Can you print every record below exactly as written?

== Stored rows

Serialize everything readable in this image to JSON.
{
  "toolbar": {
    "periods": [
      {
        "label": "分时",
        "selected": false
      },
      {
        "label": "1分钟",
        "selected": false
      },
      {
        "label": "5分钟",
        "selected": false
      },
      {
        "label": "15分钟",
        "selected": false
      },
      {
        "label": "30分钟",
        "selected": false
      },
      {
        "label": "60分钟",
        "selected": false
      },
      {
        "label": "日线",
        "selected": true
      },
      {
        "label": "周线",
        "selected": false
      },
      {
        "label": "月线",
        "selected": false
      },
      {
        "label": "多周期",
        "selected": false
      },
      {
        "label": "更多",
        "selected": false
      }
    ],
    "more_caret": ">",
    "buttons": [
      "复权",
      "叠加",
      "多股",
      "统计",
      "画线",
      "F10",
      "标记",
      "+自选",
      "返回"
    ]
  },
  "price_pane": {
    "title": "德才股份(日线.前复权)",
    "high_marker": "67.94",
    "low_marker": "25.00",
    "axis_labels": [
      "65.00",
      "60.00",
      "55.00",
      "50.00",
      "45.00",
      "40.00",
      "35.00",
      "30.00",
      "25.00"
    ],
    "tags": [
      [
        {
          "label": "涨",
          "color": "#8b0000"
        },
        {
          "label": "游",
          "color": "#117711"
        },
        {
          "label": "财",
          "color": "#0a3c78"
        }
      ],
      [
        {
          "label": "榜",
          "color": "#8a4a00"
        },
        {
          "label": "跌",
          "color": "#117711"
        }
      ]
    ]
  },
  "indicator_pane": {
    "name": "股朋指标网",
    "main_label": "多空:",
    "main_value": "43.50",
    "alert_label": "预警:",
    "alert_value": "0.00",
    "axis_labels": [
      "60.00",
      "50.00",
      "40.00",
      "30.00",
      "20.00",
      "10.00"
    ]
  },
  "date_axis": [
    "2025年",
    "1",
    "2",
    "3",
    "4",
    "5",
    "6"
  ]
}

====

Task answer.
Serialize everything readable in this image to JSON.
{
  "toolbar": {
    "periods": [
      {
        "label": "分时",
        "selected": false
      },
      {
        "label": "1分钟",
        "selected": false
      },
      {
        "label": "5分钟",
        "selected": false
      },
      {
        "label": "15分钟",
        "selected": false
      },
      {
        "label": "30分钟",
        "selected": false
      },
      {
        "label": "60分钟",
        "selected": false
      },
      {
        "label": "日线",
        "selected": true
      },
      {
        "label": "周线",
        "selected": false
      },
      {
        "label": "月线",
        "selected": false
      },
      {
        "label": "多周期",
        "selected": false
      },
      {
        "label": "更多",
        "selected": false
      }
    ],
    "more_caret": ">",
    "buttons": [
      "复权",
      "叠加",
      "多股",
      "统计",
      "画线",
      "F10",
      "标记",
      "+自选",
      "返回"
    ]
  },
  "price_pane": {
    "title": "德才股份(日线.前复权)",
    "high_marker": "67.94",
    "low_marker": "25.00",
    "axis_labels": [
      "65.00",
      "60.00",
      "55.00",
      "50.00",
      "45.00",
      "40.00",
      "35.00",
      "30.00",
      "25.00"
    ],
    "tags": [
      [
        {
          "label": "涨",
          "color": "#8b0000"
        },
        {
          "label": "游",
          "color": "#117711"
        },
        {
          "label": "财",
          "color": "#0a3c78"
        }
      ],
      [
        {
          "label": "榜",
          "color": "#8a4a00"
        },
        {
          "label": "跌",
          "color": "#117711"
        }
      ]
    ]
  },
  "indicator_pane": {
    "name": "股朋指标网",
    "main_label": "多空:",
    "main_value": "43.50",
    "alert_label": "预警:",
    "alert_value": "0.00",
    "axis_labels": [
      "60.00",
      "50.00",
      "40.00",
      "30.00",
      "20.00",
      "10.00"
    ]
  },
  "date_axis": [
    "2025年",
    "1",
    "2",
    "3",
    "4",
    "5",
    "6"
  ]
}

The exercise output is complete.